● **Information supplied**:

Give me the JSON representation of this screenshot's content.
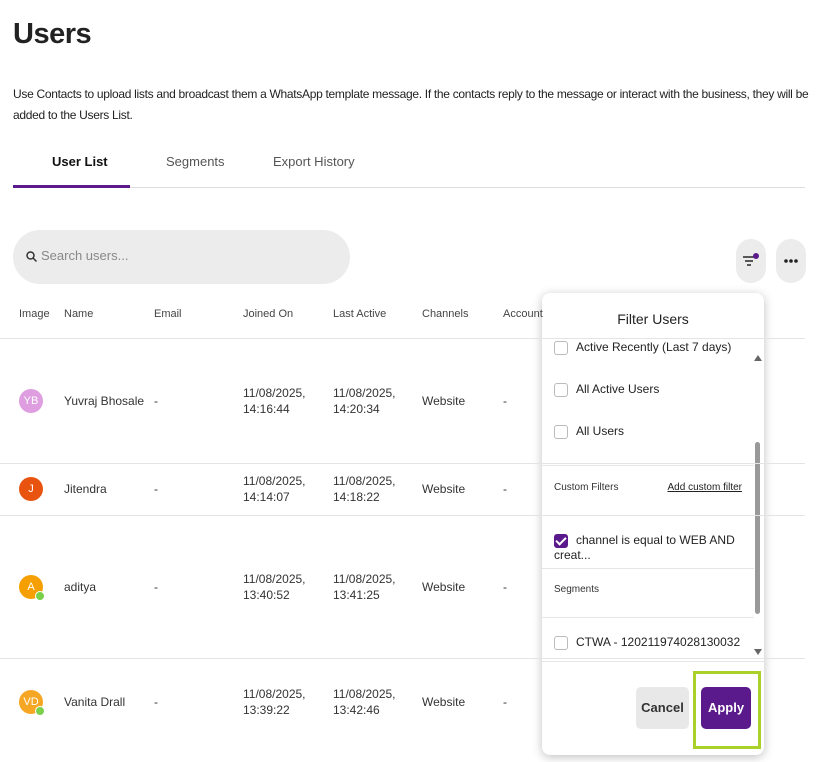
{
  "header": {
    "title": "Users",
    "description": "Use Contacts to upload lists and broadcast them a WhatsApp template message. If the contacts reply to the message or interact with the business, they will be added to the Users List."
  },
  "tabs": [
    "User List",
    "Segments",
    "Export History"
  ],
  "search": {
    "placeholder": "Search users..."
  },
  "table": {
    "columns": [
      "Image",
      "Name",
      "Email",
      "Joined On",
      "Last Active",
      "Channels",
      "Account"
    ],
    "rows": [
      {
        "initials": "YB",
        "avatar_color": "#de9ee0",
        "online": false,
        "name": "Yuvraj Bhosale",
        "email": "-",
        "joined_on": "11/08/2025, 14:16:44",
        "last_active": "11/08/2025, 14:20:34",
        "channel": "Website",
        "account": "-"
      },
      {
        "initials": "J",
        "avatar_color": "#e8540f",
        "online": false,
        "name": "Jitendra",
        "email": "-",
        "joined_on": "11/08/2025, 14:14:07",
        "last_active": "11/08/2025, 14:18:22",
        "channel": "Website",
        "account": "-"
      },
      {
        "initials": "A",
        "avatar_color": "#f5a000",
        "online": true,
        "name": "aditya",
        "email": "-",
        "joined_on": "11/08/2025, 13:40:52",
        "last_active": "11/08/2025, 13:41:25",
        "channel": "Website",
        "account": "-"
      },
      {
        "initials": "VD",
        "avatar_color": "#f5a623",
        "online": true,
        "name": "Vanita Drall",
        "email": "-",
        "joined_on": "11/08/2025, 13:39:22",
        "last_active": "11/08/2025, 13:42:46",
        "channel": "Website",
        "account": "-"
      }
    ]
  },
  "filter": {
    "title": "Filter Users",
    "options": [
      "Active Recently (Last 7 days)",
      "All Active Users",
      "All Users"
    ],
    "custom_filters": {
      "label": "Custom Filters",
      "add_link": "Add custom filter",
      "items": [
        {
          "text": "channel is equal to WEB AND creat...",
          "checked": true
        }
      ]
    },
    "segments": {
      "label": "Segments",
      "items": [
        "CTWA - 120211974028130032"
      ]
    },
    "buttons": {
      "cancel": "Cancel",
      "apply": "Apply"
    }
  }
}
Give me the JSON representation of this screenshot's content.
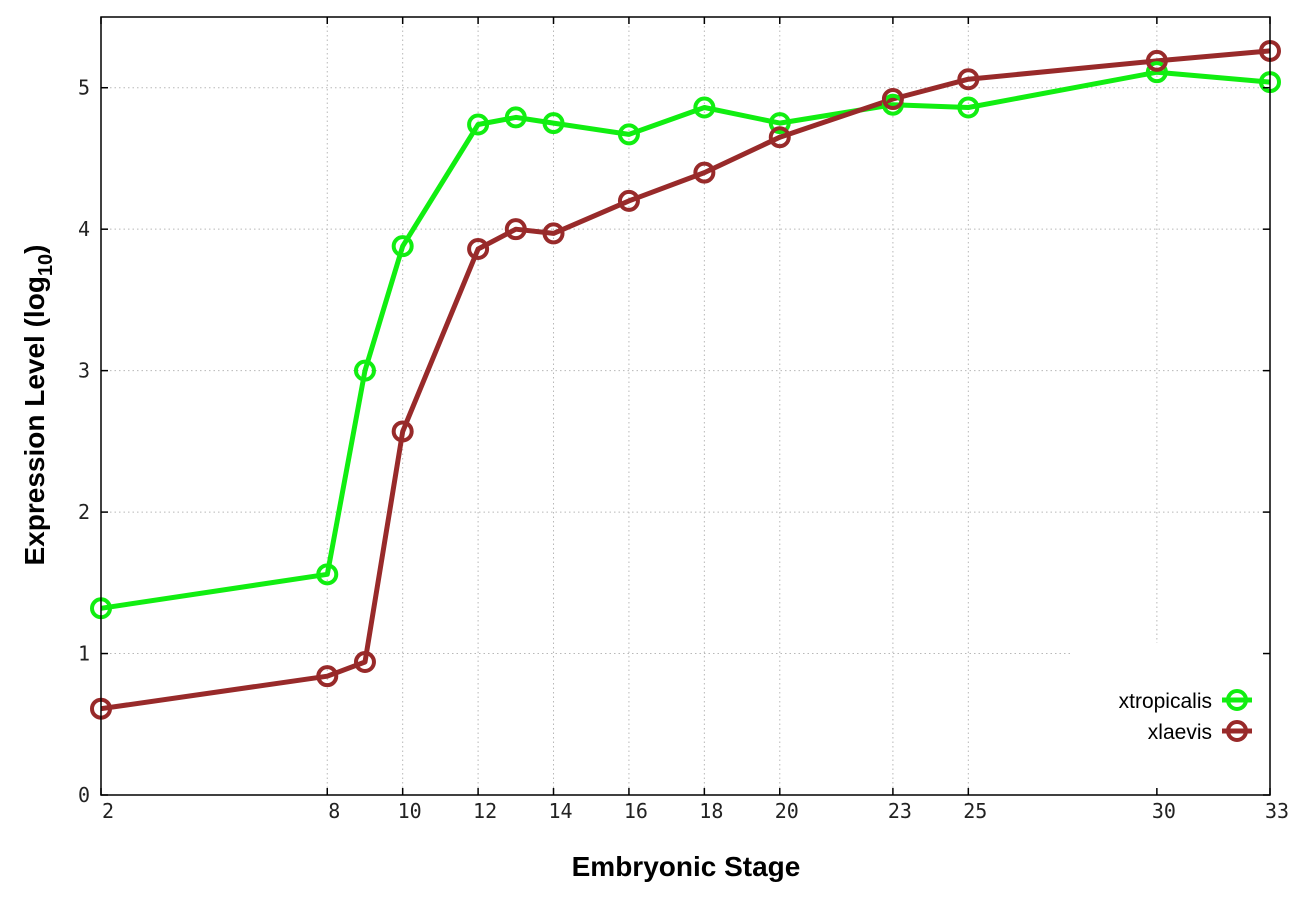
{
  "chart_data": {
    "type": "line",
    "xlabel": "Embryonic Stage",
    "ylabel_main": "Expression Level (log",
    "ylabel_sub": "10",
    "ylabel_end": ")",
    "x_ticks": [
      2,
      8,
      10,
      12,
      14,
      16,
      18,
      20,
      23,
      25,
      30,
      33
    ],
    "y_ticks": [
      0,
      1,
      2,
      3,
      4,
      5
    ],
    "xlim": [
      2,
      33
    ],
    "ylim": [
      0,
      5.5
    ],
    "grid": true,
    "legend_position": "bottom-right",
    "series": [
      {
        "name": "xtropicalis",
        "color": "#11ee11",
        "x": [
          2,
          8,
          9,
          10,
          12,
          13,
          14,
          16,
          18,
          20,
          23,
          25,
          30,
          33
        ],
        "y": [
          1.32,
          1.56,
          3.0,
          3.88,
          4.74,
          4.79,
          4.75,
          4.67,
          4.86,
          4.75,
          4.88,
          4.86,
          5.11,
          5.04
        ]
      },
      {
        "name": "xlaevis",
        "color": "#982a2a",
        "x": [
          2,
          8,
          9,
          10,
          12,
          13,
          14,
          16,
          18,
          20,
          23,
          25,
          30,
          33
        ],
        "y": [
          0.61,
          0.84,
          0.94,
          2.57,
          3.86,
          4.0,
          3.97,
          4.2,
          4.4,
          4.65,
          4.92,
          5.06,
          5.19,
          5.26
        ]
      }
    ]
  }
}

...

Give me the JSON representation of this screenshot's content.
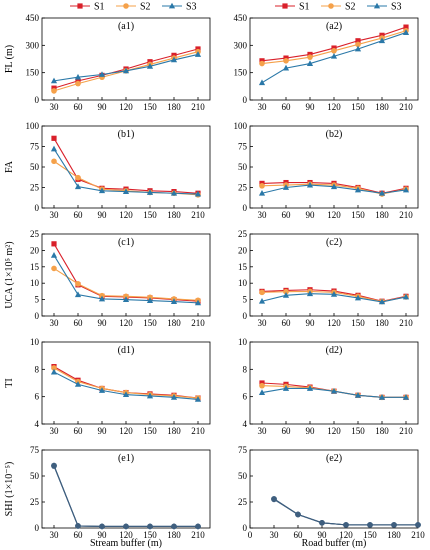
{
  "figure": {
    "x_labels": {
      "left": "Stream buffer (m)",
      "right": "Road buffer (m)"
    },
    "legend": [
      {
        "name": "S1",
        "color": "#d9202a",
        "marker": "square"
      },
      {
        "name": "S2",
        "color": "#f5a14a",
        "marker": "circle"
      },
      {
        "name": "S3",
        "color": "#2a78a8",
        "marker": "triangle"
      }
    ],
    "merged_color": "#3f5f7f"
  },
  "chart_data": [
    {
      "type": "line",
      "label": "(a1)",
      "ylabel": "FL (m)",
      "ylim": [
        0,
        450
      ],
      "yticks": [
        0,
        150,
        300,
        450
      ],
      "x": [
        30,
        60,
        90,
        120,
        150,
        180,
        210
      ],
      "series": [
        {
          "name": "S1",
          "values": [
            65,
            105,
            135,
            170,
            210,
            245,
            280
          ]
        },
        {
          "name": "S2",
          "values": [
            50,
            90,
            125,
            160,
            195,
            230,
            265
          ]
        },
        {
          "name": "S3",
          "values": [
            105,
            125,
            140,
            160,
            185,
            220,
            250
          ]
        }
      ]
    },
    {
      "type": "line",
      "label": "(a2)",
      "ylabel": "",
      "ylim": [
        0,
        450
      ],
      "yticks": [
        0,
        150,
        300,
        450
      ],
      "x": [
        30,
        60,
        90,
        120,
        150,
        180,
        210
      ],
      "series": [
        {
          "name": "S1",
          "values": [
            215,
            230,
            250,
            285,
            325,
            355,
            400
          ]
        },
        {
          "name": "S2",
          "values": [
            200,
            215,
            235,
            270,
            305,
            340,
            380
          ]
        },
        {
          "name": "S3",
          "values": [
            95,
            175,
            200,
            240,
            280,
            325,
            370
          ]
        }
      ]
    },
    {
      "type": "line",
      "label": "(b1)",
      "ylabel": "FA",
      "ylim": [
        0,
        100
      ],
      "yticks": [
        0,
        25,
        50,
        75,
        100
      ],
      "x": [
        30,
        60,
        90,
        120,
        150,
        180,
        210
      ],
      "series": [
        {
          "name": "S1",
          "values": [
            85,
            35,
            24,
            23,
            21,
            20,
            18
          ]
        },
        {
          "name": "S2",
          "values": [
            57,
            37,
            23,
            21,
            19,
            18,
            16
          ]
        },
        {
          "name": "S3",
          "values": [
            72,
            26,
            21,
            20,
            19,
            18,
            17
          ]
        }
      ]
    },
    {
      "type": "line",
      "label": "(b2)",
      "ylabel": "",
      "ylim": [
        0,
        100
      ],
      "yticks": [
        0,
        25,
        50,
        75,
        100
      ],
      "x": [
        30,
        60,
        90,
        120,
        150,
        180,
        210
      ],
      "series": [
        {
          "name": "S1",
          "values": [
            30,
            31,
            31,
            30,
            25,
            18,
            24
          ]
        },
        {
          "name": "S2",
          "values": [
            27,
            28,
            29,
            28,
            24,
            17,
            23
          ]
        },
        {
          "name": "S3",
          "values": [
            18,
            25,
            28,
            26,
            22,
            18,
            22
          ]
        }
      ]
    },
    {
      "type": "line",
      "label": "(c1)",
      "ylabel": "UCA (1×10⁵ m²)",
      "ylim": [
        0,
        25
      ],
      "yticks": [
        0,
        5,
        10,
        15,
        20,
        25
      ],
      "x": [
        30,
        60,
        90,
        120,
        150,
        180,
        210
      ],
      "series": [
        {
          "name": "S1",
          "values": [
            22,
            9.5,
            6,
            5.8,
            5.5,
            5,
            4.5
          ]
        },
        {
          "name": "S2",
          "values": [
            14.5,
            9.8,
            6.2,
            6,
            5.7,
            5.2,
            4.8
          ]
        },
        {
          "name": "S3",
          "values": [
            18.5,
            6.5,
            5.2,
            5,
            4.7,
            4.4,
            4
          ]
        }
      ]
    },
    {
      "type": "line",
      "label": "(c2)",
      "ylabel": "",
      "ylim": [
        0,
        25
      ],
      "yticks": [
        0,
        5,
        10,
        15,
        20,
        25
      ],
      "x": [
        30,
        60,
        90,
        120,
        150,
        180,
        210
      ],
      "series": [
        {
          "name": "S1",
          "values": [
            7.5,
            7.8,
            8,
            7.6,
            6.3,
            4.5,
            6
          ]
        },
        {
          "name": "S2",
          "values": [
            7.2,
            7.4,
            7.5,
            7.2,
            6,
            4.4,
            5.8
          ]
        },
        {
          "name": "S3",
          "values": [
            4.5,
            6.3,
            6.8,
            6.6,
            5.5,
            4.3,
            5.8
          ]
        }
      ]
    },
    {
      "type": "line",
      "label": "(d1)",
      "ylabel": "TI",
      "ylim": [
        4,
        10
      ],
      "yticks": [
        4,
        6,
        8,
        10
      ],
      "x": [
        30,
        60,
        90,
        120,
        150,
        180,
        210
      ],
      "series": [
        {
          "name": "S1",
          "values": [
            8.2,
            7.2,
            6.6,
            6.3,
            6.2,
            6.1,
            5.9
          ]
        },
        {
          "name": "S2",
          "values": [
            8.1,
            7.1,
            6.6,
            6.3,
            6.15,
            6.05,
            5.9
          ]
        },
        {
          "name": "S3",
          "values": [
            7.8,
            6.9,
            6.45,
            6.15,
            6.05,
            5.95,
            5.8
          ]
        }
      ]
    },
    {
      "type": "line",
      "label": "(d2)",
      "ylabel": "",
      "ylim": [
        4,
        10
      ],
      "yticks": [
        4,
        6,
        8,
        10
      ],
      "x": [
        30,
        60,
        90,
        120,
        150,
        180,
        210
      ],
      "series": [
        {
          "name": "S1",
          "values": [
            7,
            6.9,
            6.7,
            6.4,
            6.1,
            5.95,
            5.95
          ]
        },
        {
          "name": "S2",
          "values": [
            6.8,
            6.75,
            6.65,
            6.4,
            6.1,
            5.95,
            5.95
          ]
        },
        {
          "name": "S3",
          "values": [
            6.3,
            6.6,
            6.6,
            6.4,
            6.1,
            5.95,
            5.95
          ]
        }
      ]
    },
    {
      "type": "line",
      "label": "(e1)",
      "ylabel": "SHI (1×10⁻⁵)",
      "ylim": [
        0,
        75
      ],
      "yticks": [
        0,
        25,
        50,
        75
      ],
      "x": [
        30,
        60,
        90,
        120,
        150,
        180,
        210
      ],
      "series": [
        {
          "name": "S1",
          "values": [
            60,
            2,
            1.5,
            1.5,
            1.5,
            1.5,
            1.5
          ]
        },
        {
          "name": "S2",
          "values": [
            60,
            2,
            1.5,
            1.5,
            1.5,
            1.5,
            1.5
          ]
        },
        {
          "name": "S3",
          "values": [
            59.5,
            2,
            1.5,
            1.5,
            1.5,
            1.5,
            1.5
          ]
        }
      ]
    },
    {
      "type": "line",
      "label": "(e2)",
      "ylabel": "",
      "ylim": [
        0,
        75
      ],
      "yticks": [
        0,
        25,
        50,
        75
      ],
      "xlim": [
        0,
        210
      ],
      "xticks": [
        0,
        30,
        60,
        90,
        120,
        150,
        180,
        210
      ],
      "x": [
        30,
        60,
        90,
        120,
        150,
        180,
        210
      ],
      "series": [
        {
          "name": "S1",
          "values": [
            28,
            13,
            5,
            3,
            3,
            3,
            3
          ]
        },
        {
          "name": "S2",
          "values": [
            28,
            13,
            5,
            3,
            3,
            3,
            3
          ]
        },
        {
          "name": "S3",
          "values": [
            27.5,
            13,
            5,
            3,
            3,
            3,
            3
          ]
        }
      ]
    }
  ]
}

==

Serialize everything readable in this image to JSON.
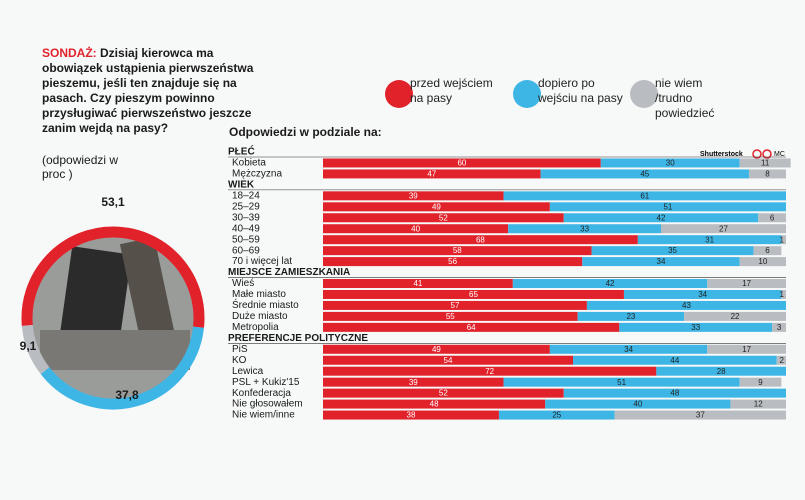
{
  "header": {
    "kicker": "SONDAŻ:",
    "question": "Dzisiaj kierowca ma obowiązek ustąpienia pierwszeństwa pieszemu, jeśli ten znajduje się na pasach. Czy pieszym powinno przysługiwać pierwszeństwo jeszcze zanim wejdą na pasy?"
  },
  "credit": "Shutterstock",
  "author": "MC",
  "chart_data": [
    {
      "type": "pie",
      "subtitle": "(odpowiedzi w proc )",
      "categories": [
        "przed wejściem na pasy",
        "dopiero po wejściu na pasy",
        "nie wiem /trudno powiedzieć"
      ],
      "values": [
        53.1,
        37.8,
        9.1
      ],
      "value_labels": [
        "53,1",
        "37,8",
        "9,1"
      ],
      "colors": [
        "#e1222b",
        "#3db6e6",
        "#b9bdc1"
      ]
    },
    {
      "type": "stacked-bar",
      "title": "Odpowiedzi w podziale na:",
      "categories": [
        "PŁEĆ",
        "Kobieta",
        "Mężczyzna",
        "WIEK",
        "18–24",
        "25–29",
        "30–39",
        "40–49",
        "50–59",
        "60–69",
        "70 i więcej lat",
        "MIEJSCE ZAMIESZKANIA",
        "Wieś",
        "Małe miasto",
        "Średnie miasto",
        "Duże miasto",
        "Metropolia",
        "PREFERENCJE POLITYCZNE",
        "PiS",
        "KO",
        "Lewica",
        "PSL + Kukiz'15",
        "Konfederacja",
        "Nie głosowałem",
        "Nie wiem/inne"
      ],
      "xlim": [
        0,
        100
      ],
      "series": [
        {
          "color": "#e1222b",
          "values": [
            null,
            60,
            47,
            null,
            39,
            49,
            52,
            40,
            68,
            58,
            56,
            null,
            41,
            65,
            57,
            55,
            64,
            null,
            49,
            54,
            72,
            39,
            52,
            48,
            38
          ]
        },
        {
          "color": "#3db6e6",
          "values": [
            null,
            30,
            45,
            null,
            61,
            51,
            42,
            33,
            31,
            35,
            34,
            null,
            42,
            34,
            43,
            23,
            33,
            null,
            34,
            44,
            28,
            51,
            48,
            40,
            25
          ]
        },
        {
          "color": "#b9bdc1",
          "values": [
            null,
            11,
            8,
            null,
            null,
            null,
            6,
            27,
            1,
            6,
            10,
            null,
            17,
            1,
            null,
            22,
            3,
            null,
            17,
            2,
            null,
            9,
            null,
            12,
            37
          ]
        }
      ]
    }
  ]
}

● **Task instructions**: Filter lines by "buffer" and return each hit.

● **Answer in full**:
      "left": "Stream buffer (m)",
      "right": "Road buffer (m)"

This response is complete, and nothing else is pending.